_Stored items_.

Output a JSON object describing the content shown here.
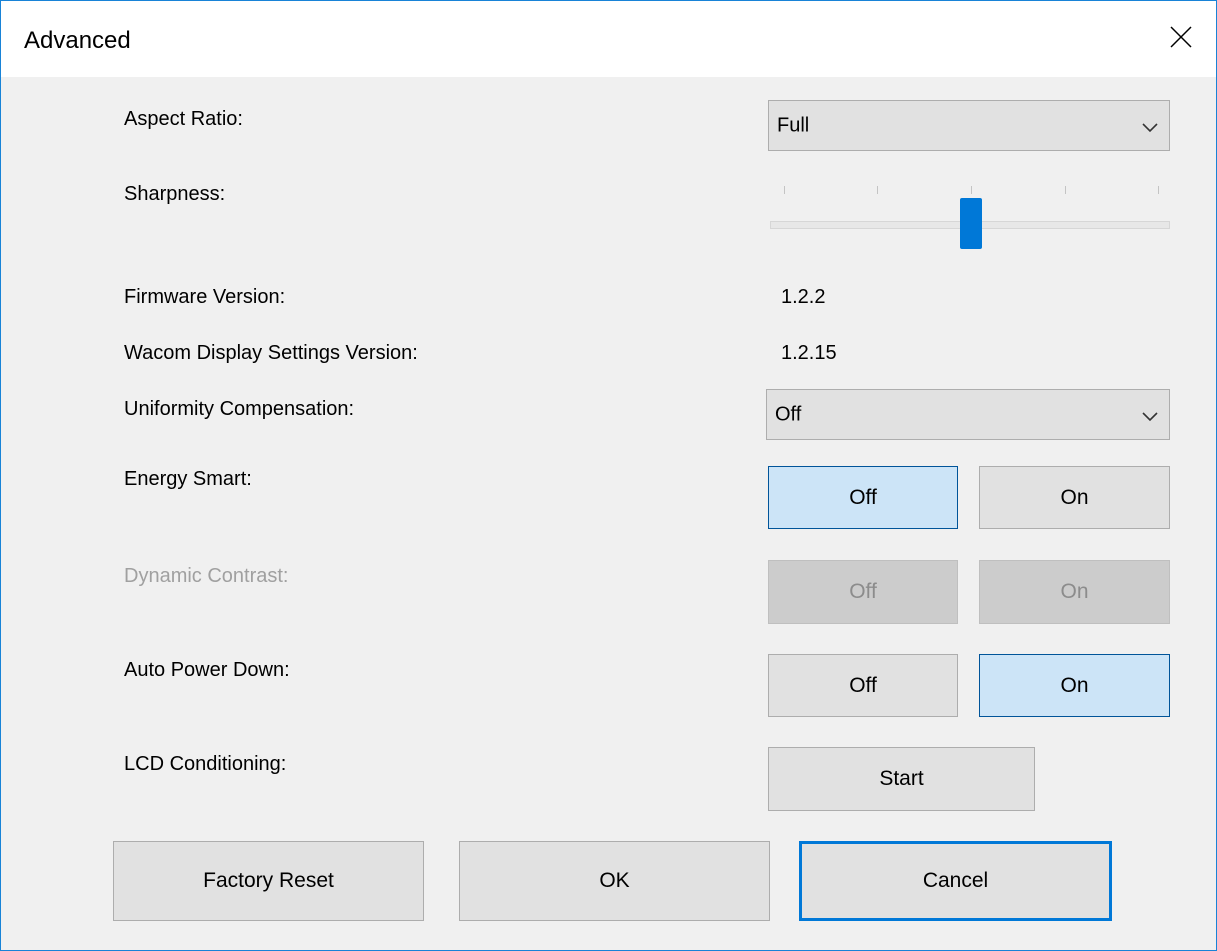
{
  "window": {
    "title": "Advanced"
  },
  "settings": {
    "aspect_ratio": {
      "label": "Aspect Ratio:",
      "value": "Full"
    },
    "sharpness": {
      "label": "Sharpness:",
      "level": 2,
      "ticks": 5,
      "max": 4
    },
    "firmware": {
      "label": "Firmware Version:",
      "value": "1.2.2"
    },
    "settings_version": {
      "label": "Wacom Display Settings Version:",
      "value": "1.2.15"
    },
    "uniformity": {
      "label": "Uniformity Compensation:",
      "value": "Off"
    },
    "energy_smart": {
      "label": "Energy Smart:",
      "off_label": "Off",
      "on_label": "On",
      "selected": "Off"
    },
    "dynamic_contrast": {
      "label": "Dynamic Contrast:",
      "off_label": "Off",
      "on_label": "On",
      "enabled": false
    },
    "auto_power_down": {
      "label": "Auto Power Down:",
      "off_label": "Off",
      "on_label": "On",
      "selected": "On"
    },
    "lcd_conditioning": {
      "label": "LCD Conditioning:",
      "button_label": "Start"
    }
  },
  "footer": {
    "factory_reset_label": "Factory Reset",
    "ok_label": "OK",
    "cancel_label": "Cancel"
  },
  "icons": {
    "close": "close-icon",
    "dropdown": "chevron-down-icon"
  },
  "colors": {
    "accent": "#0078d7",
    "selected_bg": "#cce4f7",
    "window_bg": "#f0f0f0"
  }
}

_DIRECTIONS_. Omit every picture, and otherwise quote the entries exactly.

_SOLUTION TO THE PROBLEM_.
Output a JSON object describing the content shown here.
{
  "window": {
    "title": "Advanced"
  },
  "settings": {
    "aspect_ratio": {
      "label": "Aspect Ratio:",
      "value": "Full"
    },
    "sharpness": {
      "label": "Sharpness:",
      "level": 2,
      "ticks": 5,
      "max": 4
    },
    "firmware": {
      "label": "Firmware Version:",
      "value": "1.2.2"
    },
    "settings_version": {
      "label": "Wacom Display Settings Version:",
      "value": "1.2.15"
    },
    "uniformity": {
      "label": "Uniformity Compensation:",
      "value": "Off"
    },
    "energy_smart": {
      "label": "Energy Smart:",
      "off_label": "Off",
      "on_label": "On",
      "selected": "Off"
    },
    "dynamic_contrast": {
      "label": "Dynamic Contrast:",
      "off_label": "Off",
      "on_label": "On",
      "enabled": false
    },
    "auto_power_down": {
      "label": "Auto Power Down:",
      "off_label": "Off",
      "on_label": "On",
      "selected": "On"
    },
    "lcd_conditioning": {
      "label": "LCD Conditioning:",
      "button_label": "Start"
    }
  },
  "footer": {
    "factory_reset_label": "Factory Reset",
    "ok_label": "OK",
    "cancel_label": "Cancel"
  },
  "icons": {
    "close": "close-icon",
    "dropdown": "chevron-down-icon"
  },
  "colors": {
    "accent": "#0078d7",
    "selected_bg": "#cce4f7",
    "window_bg": "#f0f0f0"
  }
}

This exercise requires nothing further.